#### To be done:
Word for word, restate every line of the listing that follows.

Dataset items
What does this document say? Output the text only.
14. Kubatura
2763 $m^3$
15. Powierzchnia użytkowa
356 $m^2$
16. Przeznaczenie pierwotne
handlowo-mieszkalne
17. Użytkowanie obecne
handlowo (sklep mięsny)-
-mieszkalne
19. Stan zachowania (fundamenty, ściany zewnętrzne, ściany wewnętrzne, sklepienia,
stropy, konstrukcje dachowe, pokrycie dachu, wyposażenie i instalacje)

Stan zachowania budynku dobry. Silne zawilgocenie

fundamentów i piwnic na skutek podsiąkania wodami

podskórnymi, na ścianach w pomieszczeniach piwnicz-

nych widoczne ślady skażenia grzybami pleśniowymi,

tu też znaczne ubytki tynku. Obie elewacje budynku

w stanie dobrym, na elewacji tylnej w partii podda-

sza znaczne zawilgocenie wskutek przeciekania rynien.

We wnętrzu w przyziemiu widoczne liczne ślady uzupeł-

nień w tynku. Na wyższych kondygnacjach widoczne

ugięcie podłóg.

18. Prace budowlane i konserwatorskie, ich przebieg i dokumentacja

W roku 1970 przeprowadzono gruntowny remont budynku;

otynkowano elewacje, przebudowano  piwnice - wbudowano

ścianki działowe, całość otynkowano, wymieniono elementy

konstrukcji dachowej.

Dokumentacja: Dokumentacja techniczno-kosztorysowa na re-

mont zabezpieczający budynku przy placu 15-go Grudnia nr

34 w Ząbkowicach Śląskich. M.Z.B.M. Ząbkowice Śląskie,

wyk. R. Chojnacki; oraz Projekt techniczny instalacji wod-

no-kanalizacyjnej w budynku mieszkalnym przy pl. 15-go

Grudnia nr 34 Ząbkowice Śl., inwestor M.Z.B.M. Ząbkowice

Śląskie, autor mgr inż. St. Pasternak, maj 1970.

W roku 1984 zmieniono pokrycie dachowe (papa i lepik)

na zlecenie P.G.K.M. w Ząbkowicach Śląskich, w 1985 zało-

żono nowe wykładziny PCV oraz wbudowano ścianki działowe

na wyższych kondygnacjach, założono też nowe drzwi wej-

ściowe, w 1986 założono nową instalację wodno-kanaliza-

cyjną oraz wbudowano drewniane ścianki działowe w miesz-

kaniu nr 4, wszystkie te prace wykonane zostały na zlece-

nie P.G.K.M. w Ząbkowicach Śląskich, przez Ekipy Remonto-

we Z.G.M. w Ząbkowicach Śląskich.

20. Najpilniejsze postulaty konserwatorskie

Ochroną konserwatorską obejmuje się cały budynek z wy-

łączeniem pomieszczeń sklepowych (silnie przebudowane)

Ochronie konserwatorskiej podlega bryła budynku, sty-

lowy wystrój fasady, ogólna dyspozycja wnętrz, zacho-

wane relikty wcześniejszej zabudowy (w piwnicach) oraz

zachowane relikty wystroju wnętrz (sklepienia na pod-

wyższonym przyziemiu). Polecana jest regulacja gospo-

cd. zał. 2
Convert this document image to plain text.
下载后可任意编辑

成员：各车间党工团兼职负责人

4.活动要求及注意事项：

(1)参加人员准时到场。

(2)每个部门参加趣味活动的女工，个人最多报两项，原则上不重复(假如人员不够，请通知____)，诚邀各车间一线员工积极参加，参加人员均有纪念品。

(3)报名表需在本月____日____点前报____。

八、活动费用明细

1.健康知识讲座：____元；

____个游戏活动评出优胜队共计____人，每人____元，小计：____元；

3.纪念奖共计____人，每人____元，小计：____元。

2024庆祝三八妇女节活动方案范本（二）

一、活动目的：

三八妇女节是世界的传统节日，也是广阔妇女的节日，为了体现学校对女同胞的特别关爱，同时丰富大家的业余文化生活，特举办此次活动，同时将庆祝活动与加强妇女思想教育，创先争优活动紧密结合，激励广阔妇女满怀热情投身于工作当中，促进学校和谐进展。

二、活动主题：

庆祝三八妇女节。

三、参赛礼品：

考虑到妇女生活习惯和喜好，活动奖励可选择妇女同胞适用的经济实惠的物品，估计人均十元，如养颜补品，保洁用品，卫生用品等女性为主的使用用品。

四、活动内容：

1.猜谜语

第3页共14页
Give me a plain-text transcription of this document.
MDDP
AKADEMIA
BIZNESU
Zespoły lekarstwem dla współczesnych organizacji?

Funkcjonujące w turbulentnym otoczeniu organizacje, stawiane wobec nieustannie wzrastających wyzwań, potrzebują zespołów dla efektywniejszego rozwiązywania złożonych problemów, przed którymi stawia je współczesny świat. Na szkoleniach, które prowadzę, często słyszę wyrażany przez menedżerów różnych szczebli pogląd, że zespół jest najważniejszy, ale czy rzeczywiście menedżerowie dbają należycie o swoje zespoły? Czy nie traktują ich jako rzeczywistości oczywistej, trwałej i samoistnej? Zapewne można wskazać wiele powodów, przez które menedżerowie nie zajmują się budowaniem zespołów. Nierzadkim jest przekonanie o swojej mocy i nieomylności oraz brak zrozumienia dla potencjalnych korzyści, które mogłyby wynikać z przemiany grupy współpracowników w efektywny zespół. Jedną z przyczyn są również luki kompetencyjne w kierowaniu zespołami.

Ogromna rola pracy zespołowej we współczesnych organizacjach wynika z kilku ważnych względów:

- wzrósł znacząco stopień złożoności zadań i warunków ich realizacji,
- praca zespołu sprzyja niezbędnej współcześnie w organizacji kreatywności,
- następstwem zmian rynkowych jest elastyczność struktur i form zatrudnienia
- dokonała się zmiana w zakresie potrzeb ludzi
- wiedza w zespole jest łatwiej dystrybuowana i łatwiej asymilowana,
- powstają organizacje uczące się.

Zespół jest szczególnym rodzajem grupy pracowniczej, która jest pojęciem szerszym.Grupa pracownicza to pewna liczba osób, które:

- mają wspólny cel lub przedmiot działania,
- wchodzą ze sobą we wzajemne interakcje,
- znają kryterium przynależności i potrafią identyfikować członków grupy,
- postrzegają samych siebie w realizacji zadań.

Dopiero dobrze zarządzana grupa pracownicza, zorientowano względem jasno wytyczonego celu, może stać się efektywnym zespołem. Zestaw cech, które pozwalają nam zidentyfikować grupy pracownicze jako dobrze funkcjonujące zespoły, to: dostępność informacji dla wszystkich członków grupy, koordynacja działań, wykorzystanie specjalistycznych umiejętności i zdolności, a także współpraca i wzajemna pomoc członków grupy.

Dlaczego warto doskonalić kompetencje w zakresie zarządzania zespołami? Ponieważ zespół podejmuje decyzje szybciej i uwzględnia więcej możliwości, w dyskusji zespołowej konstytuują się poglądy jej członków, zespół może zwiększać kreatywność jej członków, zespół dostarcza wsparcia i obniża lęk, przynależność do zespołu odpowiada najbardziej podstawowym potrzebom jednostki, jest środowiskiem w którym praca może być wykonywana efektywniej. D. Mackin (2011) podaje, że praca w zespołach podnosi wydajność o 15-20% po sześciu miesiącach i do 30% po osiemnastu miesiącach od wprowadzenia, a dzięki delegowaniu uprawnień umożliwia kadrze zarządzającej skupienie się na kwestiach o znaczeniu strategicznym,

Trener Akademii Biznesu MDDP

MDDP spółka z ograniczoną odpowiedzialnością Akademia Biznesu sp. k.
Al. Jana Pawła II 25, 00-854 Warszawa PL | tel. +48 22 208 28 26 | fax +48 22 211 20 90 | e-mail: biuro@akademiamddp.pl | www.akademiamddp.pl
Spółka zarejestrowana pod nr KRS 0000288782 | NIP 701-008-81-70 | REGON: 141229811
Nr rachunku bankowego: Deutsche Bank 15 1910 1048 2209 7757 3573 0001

#### Task answer:
What does this document say? Output the text only.
14. Kubatura
2763 $m^3$
15. Powierzchnia użytkowa
356 $m^2$
16. Przeznaczenie pierwotne
handlowo-mieszkalne
17. Użytkowanie obecne
handlowo (sklep mięsny)-
-mieszkalne
19. Stan zachowania (fundamenty, ściany zewnętrzne, ściany wewnętrzne, sklepienia,
stropy, konstrukcje dachowe, pokrycie dachu, wyposażenie i instalacje)

Stan zachowania budynku dobry. Silne zawilgocenie

fundamentów i piwnic na skutek podsiąkania wodami

podskórnymi, na ścianach w pomieszczeniach piwnicz-

nych widoczne ślady skażenia grzybami pleśniowymi,

tu też znaczne ubytki tynku. Obie elewacje budynku

w stanie dobrym, na elewacji tylnej w partii podda-

sza znaczne zawilgocenie wskutek przeciekania rynien.

We wnętrzu w przyziemiu widoczne liczne ślady uzupeł-

nień w tynku. Na wyższych kondygnacjach widoczne

ugięcie podłóg.

18. Prace budowlane i konserwatorskie, ich przebieg i dokumentacja

W roku 1970 przeprowadzono gruntowny remont budynku;

otynkowano elewacje, przebudowano  piwnice - wbudowano

ścianki działowe, całość otynkowano, wymieniono elementy

konstrukcji dachowej.

Dokumentacja: Dokumentacja techniczno-kosztorysowa na re-

mont zabezpieczający budynku przy placu 15-go Grudnia nr

34 w Ząbkowicach Śląskich. M.Z.B.M. Ząbkowice Śląskie,

wyk. R. Chojnacki; oraz Projekt techniczny instalacji wod-

no-kanalizacyjnej w budynku mieszkalnym przy pl. 15-go

Grudnia nr 34 Ząbkowice Śl., inwestor M.Z.B.M. Ząbkowice

Śląskie, autor mgr inż. St. Pasternak, maj 1970.

W roku 1984 zmieniono pokrycie dachowe (papa i lepik)

na zlecenie P.G.K.M. w Ząbkowicach Śląskich, w 1985 zało-

żono nowe wykładziny PCV oraz wbudowano ścianki działowe

na wyższych kondygnacjach, założono też nowe drzwi wej-

ściowe, w 1986 założono nową instalację wodno-kanaliza-

cyjną oraz wbudowano drewniane ścianki działowe w miesz-

kaniu nr 4, wszystkie te prace wykonane zostały na zlece-

nie P.G.K.M. w Ząbkowicach Śląskich, przez Ekipy Remonto-

we Z.G.M. w Ząbkowicach Śląskich.

20. Najpilniejsze postulaty konserwatorskie

Ochroną konserwatorską obejmuje się cały budynek z wy-

łączeniem pomieszczeń sklepowych (silnie przebudowane)

Ochronie konserwatorskiej podlega bryła budynku, sty-

lowy wystrój fasady, ogólna dyspozycja wnętrz, zacho-

wane relikty wcześniejszej zabudowy (w piwnicach) oraz

zachowane relikty wystroju wnętrz (sklepienia na pod-

wyższonym przyziemiu). Polecana jest regulacja gospo-

cd. zał. 2
Convert this document image to plain text.
下载后可任意编辑

成员：各车间党工团兼职负责人

4.活动要求及注意事项：

(1)参加人员准时到场。

(2)每个部门参加趣味活动的女工，个人最多报两项，原则上不重复(假如人员不够，请通知____)，诚邀各车间一线员工积极参加，参加人员均有纪念品。

(3)报名表需在本月____日____点前报____。

八、活动费用明细

1.健康知识讲座：____元；

____个游戏活动评出优胜队共计____人，每人____元，小计：____元；

3.纪念奖共计____人，每人____元，小计：____元。

2024庆祝三八妇女节活动方案范本（二）

一、活动目的：

三八妇女节是世界的传统节日，也是广阔妇女的节日，为了体现学校对女同胞的特别关爱，同时丰富大家的业余文化生活，特举办此次活动，同时将庆祝活动与加强妇女思想教育，创先争优活动紧密结合，激励广阔妇女满怀热情投身于工作当中，促进学校和谐进展。

二、活动主题：

庆祝三八妇女节。

三、参赛礼品：

考虑到妇女生活习惯和喜好，活动奖励可选择妇女同胞适用的经济实惠的物品，估计人均十元，如养颜补品，保洁用品，卫生用品等女性为主的使用用品。

四、活动内容：

1.猜谜语

第3页共14页
Give me a plain-text transcription of this document.
MDDP
AKADEMIA
BIZNESU
Zespoły lekarstwem dla współczesnych organizacji?

Funkcjonujące w turbulentnym otoczeniu organizacje, stawiane wobec nieustannie wzrastających wyzwań, potrzebują zespołów dla efektywniejszego rozwiązywania złożonych problemów, przed którymi stawia je współczesny świat. Na szkoleniach, które prowadzę, często słyszę wyrażany przez menedżerów różnych szczebli pogląd, że zespół jest najważniejszy, ale czy rzeczywiście menedżerowie dbają należycie o swoje zespoły? Czy nie traktują ich jako rzeczywistości oczywistej, trwałej i samoistnej? Zapewne można wskazać wiele powodów, przez które menedżerowie nie zajmują się budowaniem zespołów. Nierzadkim jest przekonanie o swojej mocy i nieomylności oraz brak zrozumienia dla potencjalnych korzyści, które mogłyby wynikać z przemiany grupy współpracowników w efektywny zespół. Jedną z przyczyn są również luki kompetencyjne w kierowaniu zespołami.

Ogromna rola pracy zespołowej we współczesnych organizacjach wynika z kilku ważnych względów:

- wzrósł znacząco stopień złożoności zadań i warunków ich realizacji,
- praca zespołu sprzyja niezbędnej współcześnie w organizacji kreatywności,
- następstwem zmian rynkowych jest elastyczność struktur i form zatrudnienia
- dokonała się zmiana w zakresie potrzeb ludzi
- wiedza w zespole jest łatwiej dystrybuowana i łatwiej asymilowana,
- powstają organizacje uczące się.

Zespół jest szczególnym rodzajem grupy pracowniczej, która jest pojęciem szerszym.Grupa pracownicza to pewna liczba osób, które:

- mają wspólny cel lub przedmiot działania,
- wchodzą ze sobą we wzajemne interakcje,
- znają kryterium przynależności i potrafią identyfikować członków grupy,
- postrzegają samych siebie w realizacji zadań.

Dopiero dobrze zarządzana grupa pracownicza, zorientowano względem jasno wytyczonego celu, może stać się efektywnym zespołem. Zestaw cech, które pozwalają nam zidentyfikować grupy pracownicze jako dobrze funkcjonujące zespoły, to: dostępność informacji dla wszystkich członków grupy, koordynacja działań, wykorzystanie specjalistycznych umiejętności i zdolności, a także współpraca i wzajemna pomoc członków grupy.

Dlaczego warto doskonalić kompetencje w zakresie zarządzania zespołami? Ponieważ zespół podejmuje decyzje szybciej i uwzględnia więcej możliwości, w dyskusji zespołowej konstytuują się poglądy jej członków, zespół może zwiększać kreatywność jej członków, zespół dostarcza wsparcia i obniża lęk, przynależność do zespołu odpowiada najbardziej podstawowym potrzebom jednostki, jest środowiskiem w którym praca może być wykonywana efektywniej. D. Mackin (2011) podaje, że praca w zespołach podnosi wydajność o 15-20% po sześciu miesiącach i do 30% po osiemnastu miesiącach od wprowadzenia, a dzięki delegowaniu uprawnień umożliwia kadrze zarządzającej skupienie się na kwestiach o znaczeniu strategicznym,

Trener Akademii Biznesu MDDP

MDDP spółka z ograniczoną odpowiedzialnością Akademia Biznesu sp. k.
Al. Jana Pawła II 25, 00-854 Warszawa PL | tel. +48 22 208 28 26 | fax +48 22 211 20 90 | e-mail: biuro@akademiamddp.pl | www.akademiamddp.pl
Spółka zarejestrowana pod nr KRS 0000288782 | NIP 701-008-81-70 | REGON: 141229811
Nr rachunku bankowego: Deutsche Bank 15 1910 1048 2209 7757 3573 0001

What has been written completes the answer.